— Begin Data excerpts —

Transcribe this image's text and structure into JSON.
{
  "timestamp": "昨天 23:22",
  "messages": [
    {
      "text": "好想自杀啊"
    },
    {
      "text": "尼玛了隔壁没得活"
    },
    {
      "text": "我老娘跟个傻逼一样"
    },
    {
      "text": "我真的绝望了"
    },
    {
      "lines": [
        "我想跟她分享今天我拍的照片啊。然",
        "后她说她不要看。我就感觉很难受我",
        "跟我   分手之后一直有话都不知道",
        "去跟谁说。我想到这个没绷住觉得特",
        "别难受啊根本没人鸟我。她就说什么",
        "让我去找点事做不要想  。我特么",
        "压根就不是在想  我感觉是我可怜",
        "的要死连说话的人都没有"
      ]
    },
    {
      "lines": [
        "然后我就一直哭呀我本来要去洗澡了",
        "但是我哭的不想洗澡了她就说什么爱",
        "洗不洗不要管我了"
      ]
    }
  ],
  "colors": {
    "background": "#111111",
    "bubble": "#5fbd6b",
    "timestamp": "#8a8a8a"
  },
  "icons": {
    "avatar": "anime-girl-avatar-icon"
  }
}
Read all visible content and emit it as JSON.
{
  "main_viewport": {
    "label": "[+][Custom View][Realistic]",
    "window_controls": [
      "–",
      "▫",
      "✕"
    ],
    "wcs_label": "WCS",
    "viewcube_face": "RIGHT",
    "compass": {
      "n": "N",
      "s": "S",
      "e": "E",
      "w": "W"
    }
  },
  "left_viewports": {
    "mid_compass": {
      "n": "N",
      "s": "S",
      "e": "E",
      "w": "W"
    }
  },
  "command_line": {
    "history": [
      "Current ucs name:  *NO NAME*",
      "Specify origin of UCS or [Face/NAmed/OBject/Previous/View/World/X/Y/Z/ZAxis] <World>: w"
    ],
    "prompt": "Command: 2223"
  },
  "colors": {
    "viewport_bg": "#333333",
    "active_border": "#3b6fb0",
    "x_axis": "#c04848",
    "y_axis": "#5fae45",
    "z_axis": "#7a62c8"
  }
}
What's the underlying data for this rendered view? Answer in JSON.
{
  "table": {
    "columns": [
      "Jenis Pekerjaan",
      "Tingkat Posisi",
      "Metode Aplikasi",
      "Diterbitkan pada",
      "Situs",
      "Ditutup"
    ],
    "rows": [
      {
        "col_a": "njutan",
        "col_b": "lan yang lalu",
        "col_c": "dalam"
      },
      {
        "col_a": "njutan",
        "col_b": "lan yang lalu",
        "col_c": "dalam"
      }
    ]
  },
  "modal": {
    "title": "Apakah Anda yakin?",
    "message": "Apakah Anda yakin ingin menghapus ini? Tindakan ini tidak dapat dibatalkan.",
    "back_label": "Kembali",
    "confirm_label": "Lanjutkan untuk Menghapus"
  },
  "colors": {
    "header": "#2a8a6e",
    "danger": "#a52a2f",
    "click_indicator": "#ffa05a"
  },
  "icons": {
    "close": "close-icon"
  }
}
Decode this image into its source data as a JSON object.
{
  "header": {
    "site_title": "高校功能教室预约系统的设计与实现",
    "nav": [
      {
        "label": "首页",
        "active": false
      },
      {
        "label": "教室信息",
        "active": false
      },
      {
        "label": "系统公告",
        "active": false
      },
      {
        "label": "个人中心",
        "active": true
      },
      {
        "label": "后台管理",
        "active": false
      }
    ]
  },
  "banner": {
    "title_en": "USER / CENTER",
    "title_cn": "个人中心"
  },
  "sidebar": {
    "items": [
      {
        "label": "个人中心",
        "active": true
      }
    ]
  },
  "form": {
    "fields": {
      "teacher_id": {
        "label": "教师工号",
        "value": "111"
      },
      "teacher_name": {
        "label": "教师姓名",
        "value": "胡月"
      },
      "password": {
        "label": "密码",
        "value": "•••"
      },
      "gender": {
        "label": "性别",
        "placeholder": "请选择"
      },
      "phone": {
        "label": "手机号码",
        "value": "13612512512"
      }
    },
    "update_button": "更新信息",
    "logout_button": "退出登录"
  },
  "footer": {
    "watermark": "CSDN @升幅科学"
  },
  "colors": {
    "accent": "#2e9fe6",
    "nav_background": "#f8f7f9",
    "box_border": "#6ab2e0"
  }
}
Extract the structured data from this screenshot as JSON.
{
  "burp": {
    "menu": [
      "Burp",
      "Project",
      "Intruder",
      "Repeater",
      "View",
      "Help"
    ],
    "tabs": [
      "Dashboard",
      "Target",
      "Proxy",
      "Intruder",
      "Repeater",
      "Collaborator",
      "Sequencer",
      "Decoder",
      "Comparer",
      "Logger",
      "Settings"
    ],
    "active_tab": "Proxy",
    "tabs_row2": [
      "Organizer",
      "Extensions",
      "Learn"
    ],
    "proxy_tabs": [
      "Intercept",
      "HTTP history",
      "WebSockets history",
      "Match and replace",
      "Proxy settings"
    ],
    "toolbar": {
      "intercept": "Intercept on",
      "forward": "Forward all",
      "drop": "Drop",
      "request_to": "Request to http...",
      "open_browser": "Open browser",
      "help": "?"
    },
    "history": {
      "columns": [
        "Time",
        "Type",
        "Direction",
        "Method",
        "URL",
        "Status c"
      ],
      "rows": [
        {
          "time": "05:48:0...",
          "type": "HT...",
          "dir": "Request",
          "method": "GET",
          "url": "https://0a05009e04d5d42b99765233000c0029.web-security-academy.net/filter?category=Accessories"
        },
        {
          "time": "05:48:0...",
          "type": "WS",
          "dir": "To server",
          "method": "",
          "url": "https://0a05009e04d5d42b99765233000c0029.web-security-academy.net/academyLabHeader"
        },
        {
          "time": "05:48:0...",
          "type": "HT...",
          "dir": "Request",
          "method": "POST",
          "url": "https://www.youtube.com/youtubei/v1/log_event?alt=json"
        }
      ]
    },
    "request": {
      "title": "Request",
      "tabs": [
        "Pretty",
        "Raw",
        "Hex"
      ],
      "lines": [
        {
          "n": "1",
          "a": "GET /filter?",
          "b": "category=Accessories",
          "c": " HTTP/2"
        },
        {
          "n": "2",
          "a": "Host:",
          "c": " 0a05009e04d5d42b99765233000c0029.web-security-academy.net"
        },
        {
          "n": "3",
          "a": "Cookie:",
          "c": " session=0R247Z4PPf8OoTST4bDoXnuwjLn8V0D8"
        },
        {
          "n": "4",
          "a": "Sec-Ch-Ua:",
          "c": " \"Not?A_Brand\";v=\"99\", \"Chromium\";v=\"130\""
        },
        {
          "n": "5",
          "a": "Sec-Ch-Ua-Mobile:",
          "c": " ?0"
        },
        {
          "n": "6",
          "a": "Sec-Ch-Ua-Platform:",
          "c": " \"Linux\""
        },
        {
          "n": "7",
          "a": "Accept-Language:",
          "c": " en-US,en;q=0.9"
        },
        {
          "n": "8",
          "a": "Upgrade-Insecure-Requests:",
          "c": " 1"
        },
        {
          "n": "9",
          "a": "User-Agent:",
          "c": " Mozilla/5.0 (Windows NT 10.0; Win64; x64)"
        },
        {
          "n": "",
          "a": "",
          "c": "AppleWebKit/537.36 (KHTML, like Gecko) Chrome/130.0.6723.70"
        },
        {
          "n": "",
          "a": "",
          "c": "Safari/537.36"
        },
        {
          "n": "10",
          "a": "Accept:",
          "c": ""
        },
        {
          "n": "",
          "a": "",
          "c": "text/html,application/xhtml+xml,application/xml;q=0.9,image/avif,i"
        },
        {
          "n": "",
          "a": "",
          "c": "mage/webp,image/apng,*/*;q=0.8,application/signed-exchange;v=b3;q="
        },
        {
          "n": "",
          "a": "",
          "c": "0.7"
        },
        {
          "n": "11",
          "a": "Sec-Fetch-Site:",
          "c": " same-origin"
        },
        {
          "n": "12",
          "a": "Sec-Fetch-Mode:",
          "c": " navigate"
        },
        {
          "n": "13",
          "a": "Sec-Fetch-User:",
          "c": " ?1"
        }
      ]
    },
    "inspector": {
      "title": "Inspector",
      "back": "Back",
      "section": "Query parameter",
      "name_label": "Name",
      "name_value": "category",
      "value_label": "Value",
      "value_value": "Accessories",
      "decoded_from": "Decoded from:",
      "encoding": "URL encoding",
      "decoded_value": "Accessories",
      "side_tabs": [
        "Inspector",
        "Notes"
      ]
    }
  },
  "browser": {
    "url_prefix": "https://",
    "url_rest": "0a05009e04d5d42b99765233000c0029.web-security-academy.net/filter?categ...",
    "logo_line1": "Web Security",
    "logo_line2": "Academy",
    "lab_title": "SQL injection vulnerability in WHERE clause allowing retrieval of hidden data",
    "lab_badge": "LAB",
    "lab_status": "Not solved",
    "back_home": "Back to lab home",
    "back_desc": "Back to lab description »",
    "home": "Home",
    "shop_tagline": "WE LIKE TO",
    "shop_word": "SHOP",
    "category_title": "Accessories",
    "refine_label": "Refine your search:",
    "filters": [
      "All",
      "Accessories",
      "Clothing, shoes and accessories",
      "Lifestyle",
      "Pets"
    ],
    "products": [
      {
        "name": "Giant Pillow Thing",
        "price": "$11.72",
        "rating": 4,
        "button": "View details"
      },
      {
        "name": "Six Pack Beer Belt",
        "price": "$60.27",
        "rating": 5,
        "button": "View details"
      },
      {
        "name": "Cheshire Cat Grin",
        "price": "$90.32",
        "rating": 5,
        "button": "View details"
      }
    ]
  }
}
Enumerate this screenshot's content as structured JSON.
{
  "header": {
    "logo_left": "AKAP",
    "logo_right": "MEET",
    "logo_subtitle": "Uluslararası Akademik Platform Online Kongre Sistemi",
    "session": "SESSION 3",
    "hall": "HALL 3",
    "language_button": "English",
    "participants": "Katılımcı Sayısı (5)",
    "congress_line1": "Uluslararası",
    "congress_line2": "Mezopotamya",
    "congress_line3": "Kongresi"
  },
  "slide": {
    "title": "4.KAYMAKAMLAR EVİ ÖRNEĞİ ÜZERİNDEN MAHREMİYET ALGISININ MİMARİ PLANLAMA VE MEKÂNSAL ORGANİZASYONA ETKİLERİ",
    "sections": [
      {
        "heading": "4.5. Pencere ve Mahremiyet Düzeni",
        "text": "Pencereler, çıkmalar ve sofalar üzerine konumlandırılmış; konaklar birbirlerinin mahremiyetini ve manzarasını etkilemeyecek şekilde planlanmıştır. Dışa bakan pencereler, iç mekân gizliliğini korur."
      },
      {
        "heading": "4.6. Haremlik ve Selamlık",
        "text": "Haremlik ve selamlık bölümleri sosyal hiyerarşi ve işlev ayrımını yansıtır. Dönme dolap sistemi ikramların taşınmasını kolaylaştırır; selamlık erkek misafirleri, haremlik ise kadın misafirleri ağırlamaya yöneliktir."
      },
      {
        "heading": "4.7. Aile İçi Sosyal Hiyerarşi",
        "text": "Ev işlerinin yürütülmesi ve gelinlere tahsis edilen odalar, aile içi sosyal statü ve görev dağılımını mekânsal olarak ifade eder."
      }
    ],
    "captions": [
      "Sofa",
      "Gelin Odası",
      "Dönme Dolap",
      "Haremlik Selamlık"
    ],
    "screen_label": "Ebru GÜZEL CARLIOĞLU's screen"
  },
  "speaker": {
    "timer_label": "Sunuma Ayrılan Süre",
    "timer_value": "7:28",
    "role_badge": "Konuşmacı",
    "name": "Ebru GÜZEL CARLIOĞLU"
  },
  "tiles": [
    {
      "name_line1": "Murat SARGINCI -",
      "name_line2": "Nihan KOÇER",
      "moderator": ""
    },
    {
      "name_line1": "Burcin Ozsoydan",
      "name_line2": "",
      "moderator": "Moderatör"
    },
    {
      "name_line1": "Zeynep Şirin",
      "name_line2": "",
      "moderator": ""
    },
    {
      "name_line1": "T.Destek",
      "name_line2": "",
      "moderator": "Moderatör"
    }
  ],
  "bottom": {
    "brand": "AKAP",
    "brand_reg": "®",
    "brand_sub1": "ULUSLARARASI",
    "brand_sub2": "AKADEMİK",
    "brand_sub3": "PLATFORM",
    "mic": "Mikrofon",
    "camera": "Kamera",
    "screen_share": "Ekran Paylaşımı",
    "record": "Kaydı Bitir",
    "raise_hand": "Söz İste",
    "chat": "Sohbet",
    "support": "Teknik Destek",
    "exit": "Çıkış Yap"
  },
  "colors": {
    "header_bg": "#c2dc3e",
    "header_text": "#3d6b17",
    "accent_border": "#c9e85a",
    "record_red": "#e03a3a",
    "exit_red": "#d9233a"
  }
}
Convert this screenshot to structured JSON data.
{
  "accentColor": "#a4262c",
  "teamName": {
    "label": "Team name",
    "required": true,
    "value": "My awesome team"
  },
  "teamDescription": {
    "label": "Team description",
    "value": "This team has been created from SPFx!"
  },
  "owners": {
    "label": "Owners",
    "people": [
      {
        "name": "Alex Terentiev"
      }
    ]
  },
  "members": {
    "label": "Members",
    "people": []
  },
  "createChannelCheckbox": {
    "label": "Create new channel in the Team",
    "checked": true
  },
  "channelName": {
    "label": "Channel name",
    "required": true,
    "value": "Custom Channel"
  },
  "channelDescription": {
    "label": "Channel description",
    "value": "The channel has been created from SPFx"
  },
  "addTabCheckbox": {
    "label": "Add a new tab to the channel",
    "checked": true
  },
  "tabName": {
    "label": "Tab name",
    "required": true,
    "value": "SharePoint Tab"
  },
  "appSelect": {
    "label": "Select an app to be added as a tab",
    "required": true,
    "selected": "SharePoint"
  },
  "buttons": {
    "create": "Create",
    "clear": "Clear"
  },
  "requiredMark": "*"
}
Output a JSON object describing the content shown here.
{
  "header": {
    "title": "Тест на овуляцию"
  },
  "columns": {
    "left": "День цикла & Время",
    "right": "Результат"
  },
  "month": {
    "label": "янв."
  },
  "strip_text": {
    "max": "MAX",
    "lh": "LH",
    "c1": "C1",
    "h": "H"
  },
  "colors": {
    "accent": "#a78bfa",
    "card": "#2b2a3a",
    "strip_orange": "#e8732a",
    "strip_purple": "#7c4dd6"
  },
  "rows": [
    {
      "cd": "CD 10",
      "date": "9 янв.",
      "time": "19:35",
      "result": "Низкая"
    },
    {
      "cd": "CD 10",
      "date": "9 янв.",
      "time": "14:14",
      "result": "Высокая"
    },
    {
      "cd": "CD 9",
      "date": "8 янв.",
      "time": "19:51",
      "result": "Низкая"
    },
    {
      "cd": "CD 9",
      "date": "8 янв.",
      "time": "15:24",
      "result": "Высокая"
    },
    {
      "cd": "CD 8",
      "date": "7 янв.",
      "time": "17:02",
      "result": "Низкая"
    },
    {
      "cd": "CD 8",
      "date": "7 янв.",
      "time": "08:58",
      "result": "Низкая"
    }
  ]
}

— End Data excerpts —

• [Goal] Return every line from the one holding "Output a JSON" through the end of the data, exactly as it appears, with both ends kept and nothing else.

• [Result of this task]
Output a JSON object describing the content shown here.
{
  "header": {
    "title": "Тест на овуляцию"
  },
  "columns": {
    "left": "День цикла & Время",
    "right": "Результат"
  },
  "month": {
    "label": "янв."
  },
  "strip_text": {
    "max": "MAX",
    "lh": "LH",
    "c1": "C1",
    "h": "H"
  },
  "colors": {
    "accent": "#a78bfa",
    "card": "#2b2a3a",
    "strip_orange": "#e8732a",
    "strip_purple": "#7c4dd6"
  },
  "rows": [
    {
      "cd": "CD 10",
      "date": "9 янв.",
      "time": "19:35",
      "result": "Низкая"
    },
    {
      "cd": "CD 10",
      "date": "9 янв.",
      "time": "14:14",
      "result": "Высокая"
    },
    {
      "cd": "CD 9",
      "date": "8 янв.",
      "time": "19:51",
      "result": "Низкая"
    },
    {
      "cd": "CD 9",
      "date": "8 янв.",
      "time": "15:24",
      "result": "Высокая"
    },
    {
      "cd": "CD 8",
      "date": "7 янв.",
      "time": "17:02",
      "result": "Низкая"
    },
    {
      "cd": "CD 8",
      "date": "7 янв.",
      "time": "08:58",
      "result": "Низкая"
    }
  ]
}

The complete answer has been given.